WHAT YOU NEED TO DO: Exactly repeat the material, dropping only the pictures.

[Recorded data]
========================
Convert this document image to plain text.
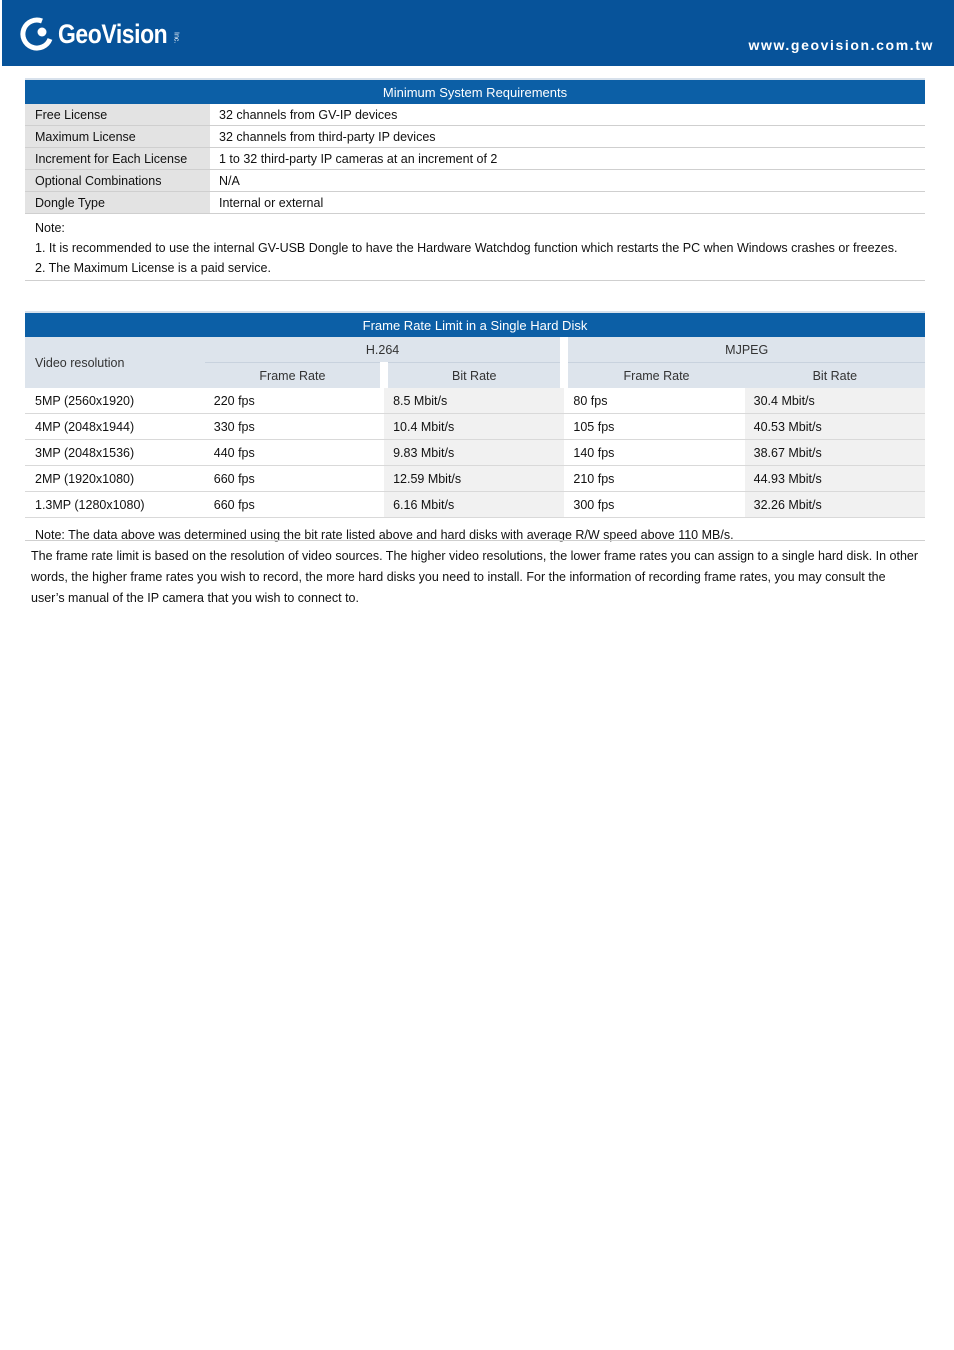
GeoVision Inc.	www.geovision.com.tw
Minimum System Requirements
Free License	32 channels from GV-IP devices
Maximum License	32 channels from third-party IP devices
Increment for Each License	1 to 32 third-party IP cameras at an increment of 2
Optional Combinations	N/A
Dongle Type	Internal or external
Note:
1. It is recommended to use the internal GV-USB Dongle to have the Hardware Watchdog function which restarts the PC when Windows crashes or freezes.
2. The Maximum License is a paid service.
Frame Rate Limit in a Single Hard Disk
Video resolution	H.264		MJPEG	
	Frame Rate	Bit Rate	Frame Rate	Bit Rate
5MP (2560x1920)	220 fps	8.5 Mbit/s	80 fps	30.4 Mbit/s
4MP (2048x1944)	330 fps	10.4 Mbit/s	105 fps	40.53 Mbit/s
3MP (2048x1536)	440 fps	9.83 Mbit/s	140 fps	38.67 Mbit/s
2MP (1920x1080)	660 fps	12.59 Mbit/s	210 fps	44.93 Mbit/s
1.3MP (1280x1080)	660 fps	6.16 Mbit/s	300 fps	32.26 Mbit/s
Note: The data above was determined using the bit rate listed above and hard disks with average R/W speed above 110 MB/s.
The frame rate limit is based on the resolution of video sources. The higher video resolutions, the lower frame rates you can assign to a single hard disk. In other words, the higher frame rates you wish to record, the more hard disks you need to install. For the information of recording frame rates, you may consult the user’s manual of the IP camera that you wish to connect to.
========================
ANSWER FOR THE TASK:
Convert this document image to plain text.
GeoVision Inc.	www.geovision.com.tw
Minimum System Requirements
Free License	32 channels from GV-IP devices
Maximum License	32 channels from third-party IP devices
Increment for Each License	1 to 32 third-party IP cameras at an increment of 2
Optional Combinations	N/A
Dongle Type	Internal or external
Note:
1. It is recommended to use the internal GV-USB Dongle to have the Hardware Watchdog function which restarts the PC when Windows crashes or freezes.
2. The Maximum License is a paid service.
Frame Rate Limit in a Single Hard Disk
Video resolution	H.264		MJPEG	
	Frame Rate	Bit Rate	Frame Rate	Bit Rate
5MP (2560x1920)	220 fps	8.5 Mbit/s	80 fps	30.4 Mbit/s
4MP (2048x1944)	330 fps	10.4 Mbit/s	105 fps	40.53 Mbit/s
3MP (2048x1536)	440 fps	9.83 Mbit/s	140 fps	38.67 Mbit/s
2MP (1920x1080)	660 fps	12.59 Mbit/s	210 fps	44.93 Mbit/s
1.3MP (1280x1080)	660 fps	6.16 Mbit/s	300 fps	32.26 Mbit/s
Note: The data above was determined using the bit rate listed above and hard disks with average R/W speed above 110 MB/s.
The frame rate limit is based on the resolution of video sources. The higher video resolutions, the lower frame rates you can assign to a single hard disk. In other words, the higher frame rates you wish to record, the more hard disks you need to install. For the information of recording frame rates, you may consult the user’s manual of the IP camera that you wish to connect to.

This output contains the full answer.